Scientific classification
- Kingdom: Fungi
- Division: Basidiomycota
- Class: Agaricomycetes
- Order: Boletales
- Family: Boletaceae
- Genus: Durianella A.W.Wilson & Manfr.Binder (2008)
- Species: D. echinulata
- Binomial name: Durianella echinulata (Corner & Hawker) Desjardin, A.W.Wilson & Manfr.Binder
- Synonyms: Hydnangium echinulatum Corner & Hawker (1953);

= Durianella =

- Genus: Durianella
- Species: echinulata
- Authority: (Corner & Hawker) Desjardin, A.W.Wilson & Manfr.Binder
- Conservation status: VU
- Synonyms: Hydnangium echinulatum Corner & Hawker (1953)
- Parent authority: A.W.Wilson & Manfr.Binder (2008)

Genus of fungi

Durianella is a genus of atypical, superficially puffball-like bolete. It contains the single species Durianella echinulata, found in Peninsular Malaysia and Borneo.

==Taxonomy==
The fungus was originally collected in a jungle in Kemaman, Trengganu (Malaysia), on 24 June 1932, where it was found growing on soil buried in leaves at a river's edge. It was described as Hydnangium echinulatum by E.J.H. Corner and Lilian Hawker in 1953, although they noted that no other known species of Hydnangium had a spiny peridium. The species was known only from a single specimen until recollected in 2005 and 2006. Genetic analysis suggested it was a member of the Boletales suborder Boletineae, and not related to the genus Hydnangium of the Agaricales. The blue-staining suggested a relationship with Gyroporus, while the structure of the fruit bodies suggested an affinity with Pisolithus.

Provided data —

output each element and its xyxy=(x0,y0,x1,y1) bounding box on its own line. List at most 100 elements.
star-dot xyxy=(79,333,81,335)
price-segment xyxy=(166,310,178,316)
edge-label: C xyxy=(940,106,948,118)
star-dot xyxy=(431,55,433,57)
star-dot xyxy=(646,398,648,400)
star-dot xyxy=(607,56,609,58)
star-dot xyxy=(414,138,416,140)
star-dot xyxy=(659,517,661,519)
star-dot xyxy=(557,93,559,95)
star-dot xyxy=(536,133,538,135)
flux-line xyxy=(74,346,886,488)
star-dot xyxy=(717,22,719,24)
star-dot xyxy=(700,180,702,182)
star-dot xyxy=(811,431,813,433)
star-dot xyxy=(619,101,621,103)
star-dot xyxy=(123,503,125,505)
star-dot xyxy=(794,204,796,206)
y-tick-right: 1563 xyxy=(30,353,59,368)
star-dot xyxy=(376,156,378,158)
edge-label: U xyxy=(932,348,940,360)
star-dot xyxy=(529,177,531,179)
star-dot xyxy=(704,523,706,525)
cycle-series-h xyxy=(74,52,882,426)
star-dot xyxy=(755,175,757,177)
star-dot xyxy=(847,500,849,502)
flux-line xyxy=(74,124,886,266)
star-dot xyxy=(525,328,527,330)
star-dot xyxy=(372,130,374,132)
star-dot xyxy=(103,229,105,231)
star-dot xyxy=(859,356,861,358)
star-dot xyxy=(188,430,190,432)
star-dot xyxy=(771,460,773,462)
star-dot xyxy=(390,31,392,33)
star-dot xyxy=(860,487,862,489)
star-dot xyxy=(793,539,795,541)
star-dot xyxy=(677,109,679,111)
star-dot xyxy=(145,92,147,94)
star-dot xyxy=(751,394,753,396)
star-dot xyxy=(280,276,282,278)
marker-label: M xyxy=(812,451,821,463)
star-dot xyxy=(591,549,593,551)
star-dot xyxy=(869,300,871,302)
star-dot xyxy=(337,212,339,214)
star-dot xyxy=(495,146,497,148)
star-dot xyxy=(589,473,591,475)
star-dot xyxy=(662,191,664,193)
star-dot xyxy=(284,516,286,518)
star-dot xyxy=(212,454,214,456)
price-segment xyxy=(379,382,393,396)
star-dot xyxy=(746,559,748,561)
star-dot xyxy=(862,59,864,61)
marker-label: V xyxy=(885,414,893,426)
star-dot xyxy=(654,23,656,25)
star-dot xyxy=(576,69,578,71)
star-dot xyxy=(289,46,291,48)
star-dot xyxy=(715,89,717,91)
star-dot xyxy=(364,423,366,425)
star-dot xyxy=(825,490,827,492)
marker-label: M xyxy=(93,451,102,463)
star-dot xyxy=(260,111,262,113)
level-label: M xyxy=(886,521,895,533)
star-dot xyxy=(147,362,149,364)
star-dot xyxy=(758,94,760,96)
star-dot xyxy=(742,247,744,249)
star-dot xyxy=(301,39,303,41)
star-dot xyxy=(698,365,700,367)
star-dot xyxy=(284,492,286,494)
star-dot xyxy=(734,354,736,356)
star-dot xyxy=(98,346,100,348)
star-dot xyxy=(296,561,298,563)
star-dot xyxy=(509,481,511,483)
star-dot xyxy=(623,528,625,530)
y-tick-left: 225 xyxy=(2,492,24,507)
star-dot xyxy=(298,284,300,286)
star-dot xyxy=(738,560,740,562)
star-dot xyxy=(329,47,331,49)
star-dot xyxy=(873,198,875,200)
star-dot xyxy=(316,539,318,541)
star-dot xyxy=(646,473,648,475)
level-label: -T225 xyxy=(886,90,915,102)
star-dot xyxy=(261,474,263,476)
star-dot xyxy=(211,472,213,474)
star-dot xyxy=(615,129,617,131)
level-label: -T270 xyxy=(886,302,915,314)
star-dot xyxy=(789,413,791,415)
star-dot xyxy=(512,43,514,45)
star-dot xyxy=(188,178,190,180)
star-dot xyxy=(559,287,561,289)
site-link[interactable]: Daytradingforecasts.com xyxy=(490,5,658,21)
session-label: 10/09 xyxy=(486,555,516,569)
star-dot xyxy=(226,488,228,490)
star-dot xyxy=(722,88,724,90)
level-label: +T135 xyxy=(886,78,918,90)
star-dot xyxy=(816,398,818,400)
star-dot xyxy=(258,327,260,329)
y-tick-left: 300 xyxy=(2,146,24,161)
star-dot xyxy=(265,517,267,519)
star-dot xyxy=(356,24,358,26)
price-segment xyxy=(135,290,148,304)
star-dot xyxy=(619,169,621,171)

Task requirements —
(1) Answer these questions about the Durianella text:
(a) What conservation status does it give for the species?
(b) In which regions is Durianella echinulata found?
(c) In which years was the species collected again after the first specimen?
(2) Write out the Durianella text from "Durianella is a" to "affinity with Pisolithus.", substituting "forest" for "jungle".
(3) Pick up the Durianella text after its final sentence and carry it on.
The rows play no part in this exercise.

Answers for the tasks —
(1)
(a) VU
(b) Peninsular Malaysia and Borneo
(c) 2005 and 2006

(2)
Durianella is a genus of atypical, superficially puffball-like bolete. It contains the single species Durianella echinulata, found in Peninsular Malaysia and Borneo.

==Taxonomy==
The fungus was originally collected in a forest in Kemaman, Trengganu (Malaysia), on 24 June 1932, where it was found growing on soil buried in leaves at a river's edge. It was described as Hydnangium echinulatum by E.J.H. Corner and Lilian Hawker in 1953, although they noted that no other known species of Hydnangium had a spiny peridium. The species was known only from a single specimen until recollected in 2005 and 2006. Genetic analysis suggested it was a member of the Boletales suborder Boletineae, and not related to the genus Hydnangium of the Agaricales. The blue-staining suggested a relationship with Gyroporus, while the structure of the fruit bodies suggested an affinity with Pisolithus.

(3)
The genus name Durianella refers to the fruit bodies' resemblance to a small durian.

==Description==

The fungus's fruit bodies are irregular and globular, measuring 1.7–3.5 cm wide and 1.2–2.3 cm high, and are covered in 1 mm-high tan conical warts. Under the surface is a white 1–2 mm thick peridium which turns dark blue when cut – the superficial 0.5–1 mm doing so immediately, while the remainder takes 1–2 minutes to do so. The gelatinous gleba is in globules throughout the interior and also stains blue when cut. It is white when young and becomes tinted with orange with age. The white fibrous tissue surrounding the gleba lobules also turns blue on cutting. The fruit body has a well-developed columnella (a sterile column of tissue extending from the base of the gleba into the fruit body). It is egg-shaped, gelatinous, measuring 5–15 mm thick by 5–10 mm long. When injured, it stains grayish blue in 1–2 minutes. On the exterior of the fruit body, it is attached to the soil by orange rhizomorphs.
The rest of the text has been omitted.